Your instructions - Scan the listing below and copy every line holding "name".

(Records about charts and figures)
# # # #
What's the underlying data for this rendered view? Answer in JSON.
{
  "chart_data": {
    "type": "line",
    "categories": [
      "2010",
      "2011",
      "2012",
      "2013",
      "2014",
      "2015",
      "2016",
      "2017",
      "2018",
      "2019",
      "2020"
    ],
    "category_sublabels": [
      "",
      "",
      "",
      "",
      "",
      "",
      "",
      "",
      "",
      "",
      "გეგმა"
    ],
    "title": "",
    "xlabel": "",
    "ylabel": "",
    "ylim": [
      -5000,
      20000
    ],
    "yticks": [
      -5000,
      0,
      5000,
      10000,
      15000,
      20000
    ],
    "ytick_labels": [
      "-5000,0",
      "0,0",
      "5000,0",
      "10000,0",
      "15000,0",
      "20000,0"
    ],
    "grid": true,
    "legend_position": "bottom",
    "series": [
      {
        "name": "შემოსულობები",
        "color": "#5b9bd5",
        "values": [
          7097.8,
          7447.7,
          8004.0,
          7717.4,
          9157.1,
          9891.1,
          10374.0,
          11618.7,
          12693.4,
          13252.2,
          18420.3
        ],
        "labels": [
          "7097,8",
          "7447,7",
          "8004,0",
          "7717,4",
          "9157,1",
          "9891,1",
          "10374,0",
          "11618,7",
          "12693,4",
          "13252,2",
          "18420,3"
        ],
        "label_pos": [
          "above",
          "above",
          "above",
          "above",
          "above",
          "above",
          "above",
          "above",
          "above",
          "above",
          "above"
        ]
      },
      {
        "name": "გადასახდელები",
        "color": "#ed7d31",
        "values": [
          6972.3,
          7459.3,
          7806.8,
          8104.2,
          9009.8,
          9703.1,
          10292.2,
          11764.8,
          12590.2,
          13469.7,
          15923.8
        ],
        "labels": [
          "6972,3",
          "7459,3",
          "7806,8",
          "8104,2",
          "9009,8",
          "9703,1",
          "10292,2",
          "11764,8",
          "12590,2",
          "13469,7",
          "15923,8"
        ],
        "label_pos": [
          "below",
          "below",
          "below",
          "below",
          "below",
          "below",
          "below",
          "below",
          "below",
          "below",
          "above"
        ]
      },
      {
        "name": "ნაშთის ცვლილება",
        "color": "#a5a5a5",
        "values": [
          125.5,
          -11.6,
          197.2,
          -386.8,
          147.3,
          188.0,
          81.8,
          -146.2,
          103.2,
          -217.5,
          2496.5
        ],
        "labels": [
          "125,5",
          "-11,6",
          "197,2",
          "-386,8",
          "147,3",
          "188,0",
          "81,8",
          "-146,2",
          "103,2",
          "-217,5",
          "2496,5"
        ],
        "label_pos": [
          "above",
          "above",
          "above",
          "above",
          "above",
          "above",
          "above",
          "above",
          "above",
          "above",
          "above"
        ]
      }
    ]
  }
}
# # # #
Solution to this problem -
        "name": "შემოსულობები",
        "name": "გადასახდელები",
        "name": "ნაშთის ცვლილება",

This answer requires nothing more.